> _阅读材料_
用LSTM、GRU来训练字符级的语言模型

用LSTM、GRU来训练字符级的语言模型

import torch
import torch.nn as nn
import torch.utils.data as Data
import torch.autograd as autograd
import torch.optim as optim
import numpy as np
from torch.autograd import Variable

# 读取文件
poetrys = []
poetry = ''
with open("poetryFromTang.txt", encoding='utf-8') as f:
    next(f)
    for line in f:
        if len(line)!=1:
            poetry += line.strip('\n')
        else:
            poetrys.append(poetry)
            poetry = ''

# 生成词库
all_word = ''
for potery in poetrys:
    all_word += potery

all_word = all_word.replace(',','').replace('。','')

# 统计词频
word_dict = {}

for word in all_word:
    if word not in word_dict:
        word_dict[word] = 1
    else:
        word_dict[word] += 1
        
word_sort = sorted(word_dict.items(),key=lambda x:x[1],reverse=True)
words, _ = zip(*word_sort)

# 获取词典
word_to_token = {word:id for id, word in enumerate(words)}
token_to_word = dict(enumerate(words))

# 将字序列转化为id序列
def transword(char_list):
    ids = [word_to_token.get(char, len(word)-1) for char in char_list]
    return ids 

生成数据集

# 生成数据集,用每句诗的前几个字预测最后一个字。因为每个batch的训练集长度要一致,所以五言诗和七言诗分开。
len1 = 4
len2 = 6
data = [line.replace(',', ' ').replace('。', ' ').split() for line in poetrys]

x_5 = []
x_7 = []
y_5 = []
y_7 = []
for i in data:
    for j in i:
        if len(j) == len1+1:
            x_5.append(j[:len1]) 
            y_5.append(j[-1])
        elif len(j) == len2+1:
            x_7.append(j[:len2]) 
            y_7.append(j[-1])
        else:
            pass

x_5_vec = [transword(i) for i in x_5]
x_7_vec = [transword(i) for i in x_7]
y_5_vec = [transword(i) for i in y_5]
y_7_vec = [transword(i) for i in y_7]

定义参数

# 定义参数

BATCH_SIZE = 32
learning_rate = 0.01
epoch_num = 100
embedding_size = 300
hidden_size = 256
dropout_size = 0.4
vocab_size = len(all_word)
model_name = 'gru'
num_layers = 2

构建数据生成器

# 先转换成 torch 能识别的 Dataset
torch_dataset1 = Data.TensorDataset(torch.tensor(x_5_vec, dtype=torch.long), torch.tensor(y_5_vec, dtype=torch.long))
torch_dataset2 = Data.TensorDataset(torch.tensor(x_7_vec, dtype=torch.long), torch.tensor(y_7_vec, dtype=torch.long))
 
# 把 dataset 放入 DataLoader
loader1 = Data.DataLoader(
    dataset=torch_dataset1,  # torch TensorDataset format
    batch_size=BATCH_SIZE,  # mini batch size
    shuffle=True,  #
    num_workers=2,  # 多线程来读数据
)

loader2 = Data.DataLoader(
    dataset=torch_dataset2,  # torch TensorDataset format
    batch_size=BATCH_SIZE,  # mini batch size
    shuffle=True,  #
    num_workers=2,  # 多线程来读数据
)

> _题目详情_
接着上面这篇字符级语言模型教程往下写，从 loader2 的定义之后开始续写。

> _数据摘录_

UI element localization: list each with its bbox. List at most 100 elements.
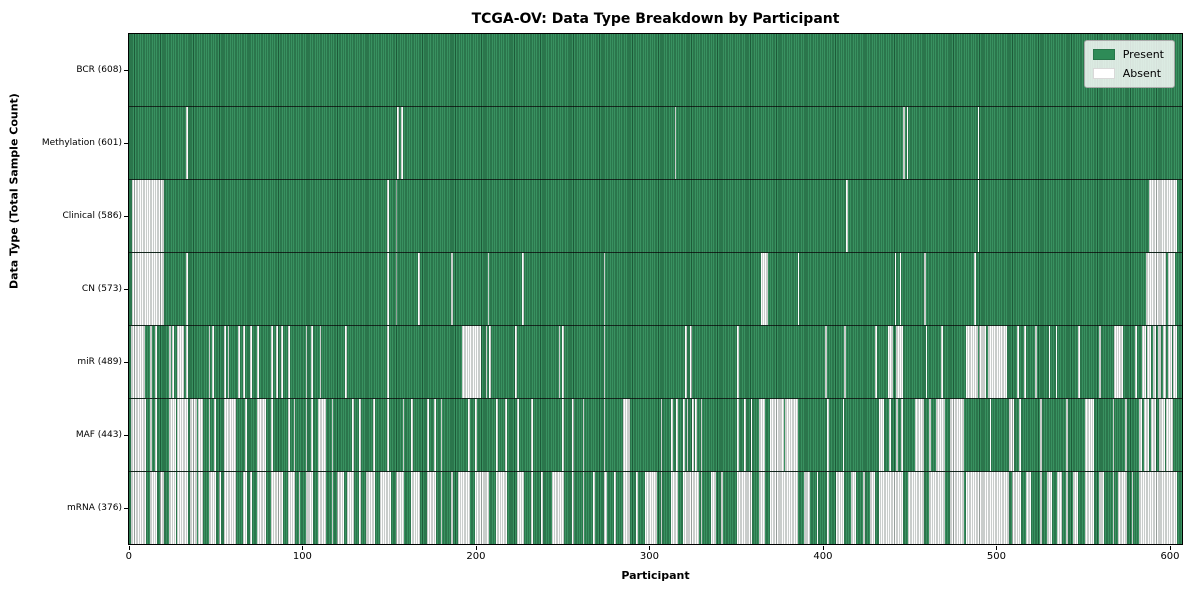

> _本题解答_
构建模型

# 建立
class PoetryGenerator(nn.Module):
    def __init__(self, vocab_size, embedding_size, hidden_size, model_name='lstm'):
        super(PoetryGenerator, self).__init__()
        self.model = model_name
        self.embed = nn.Embedding(vocab_size, embedding_size)
        self.lstm = nn.LSTM(embedding_size, hidden_size, num_layers, batch_first=True, dropout=dropout_size)
        self.gru = nn.GRU(embedding_size, hidden_size, num_layers, batch_first=True, dropout=dropout_size )
        self.F = nn.Linear(hidden_size, vocab_size)
    
    def forward(self, x, hs=None): 
        x_embedding = self.embed(x)
        batch, seq_len = x.shape
        if hs is None:
            hs = Variable(
                torch.zeros(num_layers, batch, hidden_size))
        if self.model=='lstm':
            out, _ = self.lstm(x_embedding, hs)
        else:
            out, _ = self.gru(x_embedding, hs)
        outputs = self.F(out[:,-1,:])
        
        return outputs, _

model = PoetryGenerator(vocab_size, embedding_size, hidden_size, model_name)

criterion = nn.CrossEntropyLoss()
optimizer = optim.Adam(model.parameters(), lr=learning_rate)

训练

from torch.autograd import Variable
# Training
for epoch in range(epoch_num):
    optimizer.zero_grad()
    for step, (batch_x, batch_y) in enumerate(loader1):
        output, _ = model(batch_x)
        loss = criterion(output, batch_y.view(-1))
        print('Epoch:', '%04d' % (epoch + 1), 'cost =', '{:.6f}'.format(loss))
    for step, (batch_x, batch_y) in enumerate(loader2):
        output, _ = model(batch_x)
        loss = criterion(output, batch_y.view(-1))
        print('Epoch:', '%04d' % (epoch + 1), 'cost =', '{:.6f}'.format(loss))

    loss.backward()
    optimizer.step()

生成一首诗

# 从前n个数据随机选
def pick_top_n(preds, top_n=10):
    top_pred_prob, top_pred_label = torch.topk(preds, top_n, 1)
    top_pred_prob /= torch.sum(top_pred_prob)
    top_pred_prob = top_pred_prob.squeeze(0).detach().numpy() 
    top_pred_label = top_pred_label.squeeze(0).detach().numpy() 
    c = np.random.choice(top_pred_label, size=1, p=top_pred_prob)
    
    return c[0]

def generate_random(max_len=20):
    """自由生成一首诗歌"""
    poetry = []
    sentence_len = 0
    random_word = [np.random.randint(0,vocab_size)]
    _ = Variable(torch.zeros(2, 1, 256))
    input = torch.LongTensor(random_word).reshape(1,1)
    for i in range(max_len):
        # 前向计算出概率最大的当前词
        proba, _ = model(input, _)
        top_index = pick_top_n(proba)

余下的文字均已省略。